--- BEGIN ---

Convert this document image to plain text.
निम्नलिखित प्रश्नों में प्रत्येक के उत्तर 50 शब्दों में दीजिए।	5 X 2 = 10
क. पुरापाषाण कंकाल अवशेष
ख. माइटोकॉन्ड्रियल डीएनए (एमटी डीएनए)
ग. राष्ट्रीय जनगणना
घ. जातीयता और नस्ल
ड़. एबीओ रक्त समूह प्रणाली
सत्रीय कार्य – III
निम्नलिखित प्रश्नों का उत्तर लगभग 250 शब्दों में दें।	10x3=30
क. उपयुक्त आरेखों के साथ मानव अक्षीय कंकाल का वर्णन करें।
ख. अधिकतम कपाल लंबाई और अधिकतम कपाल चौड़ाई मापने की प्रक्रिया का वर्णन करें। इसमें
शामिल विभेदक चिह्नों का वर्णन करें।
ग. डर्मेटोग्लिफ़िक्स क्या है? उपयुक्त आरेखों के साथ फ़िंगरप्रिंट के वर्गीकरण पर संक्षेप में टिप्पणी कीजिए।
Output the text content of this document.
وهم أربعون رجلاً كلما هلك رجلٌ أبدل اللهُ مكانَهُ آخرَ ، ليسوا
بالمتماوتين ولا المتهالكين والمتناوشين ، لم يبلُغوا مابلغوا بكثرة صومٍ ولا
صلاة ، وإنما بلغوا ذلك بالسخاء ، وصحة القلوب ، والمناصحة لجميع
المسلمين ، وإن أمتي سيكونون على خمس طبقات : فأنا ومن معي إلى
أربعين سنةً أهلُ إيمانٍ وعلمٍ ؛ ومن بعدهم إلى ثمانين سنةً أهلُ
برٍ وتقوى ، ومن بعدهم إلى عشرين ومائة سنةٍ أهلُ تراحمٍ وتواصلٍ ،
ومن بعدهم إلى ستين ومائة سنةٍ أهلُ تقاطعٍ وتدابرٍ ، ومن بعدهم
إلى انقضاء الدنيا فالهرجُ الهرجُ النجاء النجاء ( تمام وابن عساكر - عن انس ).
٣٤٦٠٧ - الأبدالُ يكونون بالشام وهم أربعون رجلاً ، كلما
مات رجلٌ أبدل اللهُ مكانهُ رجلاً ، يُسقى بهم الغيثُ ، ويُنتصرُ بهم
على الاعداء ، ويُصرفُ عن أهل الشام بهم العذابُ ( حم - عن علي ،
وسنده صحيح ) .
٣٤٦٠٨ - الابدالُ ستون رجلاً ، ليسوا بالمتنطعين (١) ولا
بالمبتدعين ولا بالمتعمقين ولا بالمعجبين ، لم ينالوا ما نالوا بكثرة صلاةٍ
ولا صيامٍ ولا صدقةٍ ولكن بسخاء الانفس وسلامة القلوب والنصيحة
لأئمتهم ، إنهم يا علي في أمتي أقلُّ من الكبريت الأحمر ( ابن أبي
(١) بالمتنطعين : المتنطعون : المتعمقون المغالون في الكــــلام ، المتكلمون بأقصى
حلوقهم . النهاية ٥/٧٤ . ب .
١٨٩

--- END ---

From the records above, how many lines include the word "أربعون"? Only the number is wanted.

• **Solution for this exercise**: 2